Reproduce every record exactly as it appears, but not the pictures.

Items listed in a dataset:
·····
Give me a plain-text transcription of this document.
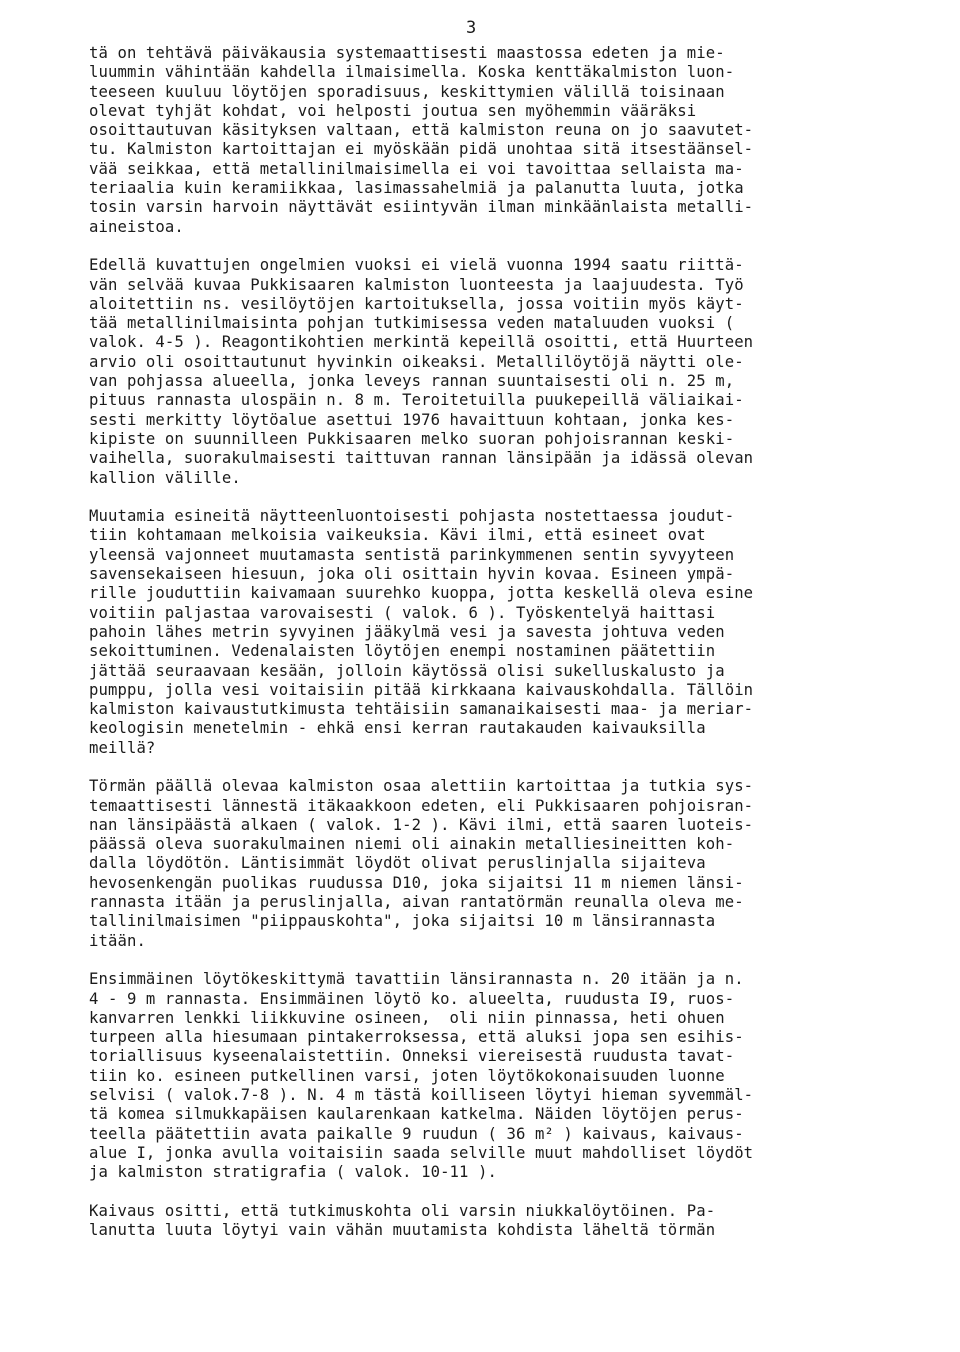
3

tä on tehtävä päiväkausia systemaattisesti maastossa edeten ja mie-
luummin vähintään kahdella ilmaisimella. Koska kenttäkalmiston luon-
teeseen kuuluu löytöjen sporadisuus, keskittymien välillä toisinaan
olevat tyhjät kohdat, voi helposti joutua sen myöhemmin vääräksi
osoittautuvan käsityksen valtaan, että kalmiston reuna on jo saavutet-
tu. Kalmiston kartoittajan ei myöskään pidä unohtaa sitä itsestäänsel-
vää seikkaa, että metallinilmaisimella ei voi tavoittaa sellaista ma-
teriaalia kuin keramiikkaa, lasimassahelmiä ja palanutta luuta, jotka
tosin varsin harvoin näyttävät esiintyvän ilman minkäänlaista metalli-
aineistoa.
Edellä kuvattujen ongelmien vuoksi ei vielä vuonna 1994 saatu riittä-
vän selvää kuvaa Pukkisaaren kalmiston luonteesta ja laajuudesta. Työ
aloitettiin ns. vesilöytöjen kartoituksella, jossa voitiin myös käyt-
tää metallinilmaisinta pohjan tutkimisessa veden mataluuden vuoksi (
valok. 4-5 ). Reagontikohtien merkintä kepeillä osoitti, että Huurteen
arvio oli osoittautunut hyvinkin oikeaksi. Metallilöytöjä näytti ole-
van pohjassa alueella, jonka leveys rannan suuntaisesti oli n. 25 m,
pituus rannasta ulospäin n. 8 m. Teroitetuilla puukepeillä väliaikai-
sesti merkitty löytöalue asettui 1976 havaittuun kohtaan, jonka kes-
kipiste on suunnilleen Pukkisaaren melko suoran pohjoisrannan keski-
vaihella, suorakulmaisesti taittuvan rannan länsipään ja idässä olevan
kallion välille.
Muutamia esineitä näytteenluontoisesti pohjasta nostettaessa joudut-
tiin kohtamaan melkoisia vaikeuksia. Kävi ilmi, että esineet ovat
yleensä vajonneet muutamasta sentistä parinkymmenen sentin syvyyteen
savensekaiseen hiesuun, joka oli osittain hyvin kovaa. Esineen ympä-
rille jouduttiin kaivamaan suurehko kuoppa, jotta keskellä oleva esine
voitiin paljastaa varovaisesti ( valok. 6 ). Työskentelyä haittasi
pahoin lähes metrin syvyinen jääkylmä vesi ja savesta johtuva veden
sekoittuminen. Vedenalaisten löytöjen enempi nostaminen päätettiin
jättää seuraavaan kesään, jolloin käytössä olisi sukelluskalusto ja
pumppu, jolla vesi voitaisiin pitää kirkkaana kaivauskohdalla. Tällöin
kalmiston kaivaustutkimusta tehtäisiin samanaikaisesti maa- ja meriar-
keologisin menetelmin - ehkä ensi kerran rautakauden kaivauksilla
meillä?
Törmän päällä olevaa kalmiston osaa alettiin kartoittaa ja tutkia sys-
temaattisesti lännestä itäkaakkoon edeten, eli Pukkisaaren pohjoisran-
nan länsipäästä alkaen ( valok. 1-2 ). Kävi ilmi, että saaren luoteis-
päässä oleva suorakulmainen niemi oli ainakin metalliesineitten koh-
dalla löydötön. Läntisimmät löydöt olivat peruslinjalla sijaiteva
hevosenkengän puolikas ruudussa D10, joka sijaitsi 11 m niemen länsi-
rannasta itään ja peruslinjalla, aivan rantatörmän reunalla oleva me-
tallinilmaisimen "piippauskohta", joka sijaitsi 10 m länsirannasta
itään.
Ensimmäinen löytökeskittymä tavattiin länsirannasta n. 20 itään ja n.
4 - 9 m rannasta. Ensimmäinen löytö ko. alueelta, ruudusta I9, ruos-
kanvarren lenkki liikkuvine osineen,  oli niin pinnassa, heti ohuen
turpeen alla hiesumaan pintakerroksessa, että aluksi jopa sen esihis-
toriallisuus kyseenalaistettiin. Onneksi viereisestä ruudusta tavat-
tiin ko. esineen putkellinen varsi, joten löytökokonaisuuden luonne
selvisi ( valok.7-8 ). N. 4 m tästä koilliseen löytyi hieman syvemmäl-
tä komea silmukkapäisen kaularenkaan katkelma. Näiden löytöjen perus-
teella päätettiin avata paikalle 9 ruudun ( 36 m² ) kaivaus, kaivaus-
alue I, jonka avulla voitaisiin saada selville muut mahdolliset löydöt
ja kalmiston stratigrafia ( valok. 10-11 ).
Kaivaus ositti, että tutkimuskohta oli varsin niukkalöytöinen. Pa-
lanutta luuta löytyi vain vähän muutamista kohdista läheltä törmän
·····
§ **Result of this exercise**
Give me a plain-text transcription of this document.
3

tä on tehtävä päiväkausia systemaattisesti maastossa edeten ja mie-
luummin vähintään kahdella ilmaisimella. Koska kenttäkalmiston luon-
teeseen kuuluu löytöjen sporadisuus, keskittymien välillä toisinaan
olevat tyhjät kohdat, voi helposti joutua sen myöhemmin vääräksi
osoittautuvan käsityksen valtaan, että kalmiston reuna on jo saavutet-
tu. Kalmiston kartoittajan ei myöskään pidä unohtaa sitä itsestäänsel-
vää seikkaa, että metallinilmaisimella ei voi tavoittaa sellaista ma-
teriaalia kuin keramiikkaa, lasimassahelmiä ja palanutta luuta, jotka
tosin varsin harvoin näyttävät esiintyvän ilman minkäänlaista metalli-
aineistoa.
Edellä kuvattujen ongelmien vuoksi ei vielä vuonna 1994 saatu riittä-
vän selvää kuvaa Pukkisaaren kalmiston luonteesta ja laajuudesta. Työ
aloitettiin ns. vesilöytöjen kartoituksella, jossa voitiin myös käyt-
tää metallinilmaisinta pohjan tutkimisessa veden mataluuden vuoksi (
valok. 4-5 ). Reagontikohtien merkintä kepeillä osoitti, että Huurteen
arvio oli osoittautunut hyvinkin oikeaksi. Metallilöytöjä näytti ole-
van pohjassa alueella, jonka leveys rannan suuntaisesti oli n. 25 m,
pituus rannasta ulospäin n. 8 m. Teroitetuilla puukepeillä väliaikai-
sesti merkitty löytöalue asettui 1976 havaittuun kohtaan, jonka kes-
kipiste on suunnilleen Pukkisaaren melko suoran pohjoisrannan keski-
vaihella, suorakulmaisesti taittuvan rannan länsipään ja idässä olevan
kallion välille.
Muutamia esineitä näytteenluontoisesti pohjasta nostettaessa joudut-
tiin kohtamaan melkoisia vaikeuksia. Kävi ilmi, että esineet ovat
yleensä vajonneet muutamasta sentistä parinkymmenen sentin syvyyteen
savensekaiseen hiesuun, joka oli osittain hyvin kovaa. Esineen ympä-
rille jouduttiin kaivamaan suurehko kuoppa, jotta keskellä oleva esine
voitiin paljastaa varovaisesti ( valok. 6 ). Työskentelyä haittasi
pahoin lähes metrin syvyinen jääkylmä vesi ja savesta johtuva veden
sekoittuminen. Vedenalaisten löytöjen enempi nostaminen päätettiin
jättää seuraavaan kesään, jolloin käytössä olisi sukelluskalusto ja
pumppu, jolla vesi voitaisiin pitää kirkkaana kaivauskohdalla. Tällöin
kalmiston kaivaustutkimusta tehtäisiin samanaikaisesti maa- ja meriar-
keologisin menetelmin - ehkä ensi kerran rautakauden kaivauksilla
meillä?
Törmän päällä olevaa kalmiston osaa alettiin kartoittaa ja tutkia sys-
temaattisesti lännestä itäkaakkoon edeten, eli Pukkisaaren pohjoisran-
nan länsipäästä alkaen ( valok. 1-2 ). Kävi ilmi, että saaren luoteis-
päässä oleva suorakulmainen niemi oli ainakin metalliesineitten koh-
dalla löydötön. Läntisimmät löydöt olivat peruslinjalla sijaiteva
hevosenkengän puolikas ruudussa D10, joka sijaitsi 11 m niemen länsi-
rannasta itään ja peruslinjalla, aivan rantatörmän reunalla oleva me-
tallinilmaisimen "piippauskohta", joka sijaitsi 10 m länsirannasta
itään.
Ensimmäinen löytökeskittymä tavattiin länsirannasta n. 20 itään ja n.
4 - 9 m rannasta. Ensimmäinen löytö ko. alueelta, ruudusta I9, ruos-
kanvarren lenkki liikkuvine osineen,  oli niin pinnassa, heti ohuen
turpeen alla hiesumaan pintakerroksessa, että aluksi jopa sen esihis-
toriallisuus kyseenalaistettiin. Onneksi viereisestä ruudusta tavat-
tiin ko. esineen putkellinen varsi, joten löytökokonaisuuden luonne
selvisi ( valok.7-8 ). N. 4 m tästä koilliseen löytyi hieman syvemmäl-
tä komea silmukkapäisen kaularenkaan katkelma. Näiden löytöjen perus-
teella päätettiin avata paikalle 9 ruudun ( 36 m² ) kaivaus, kaivaus-
alue I, jonka avulla voitaisiin saada selville muut mahdolliset löydöt
ja kalmiston stratigrafia ( valok. 10-11 ).
Kaivaus ositti, että tutkimuskohta oli varsin niukkalöytöinen. Pa-
lanutta luuta löytyi vain vähän muutamista kohdista läheltä törmän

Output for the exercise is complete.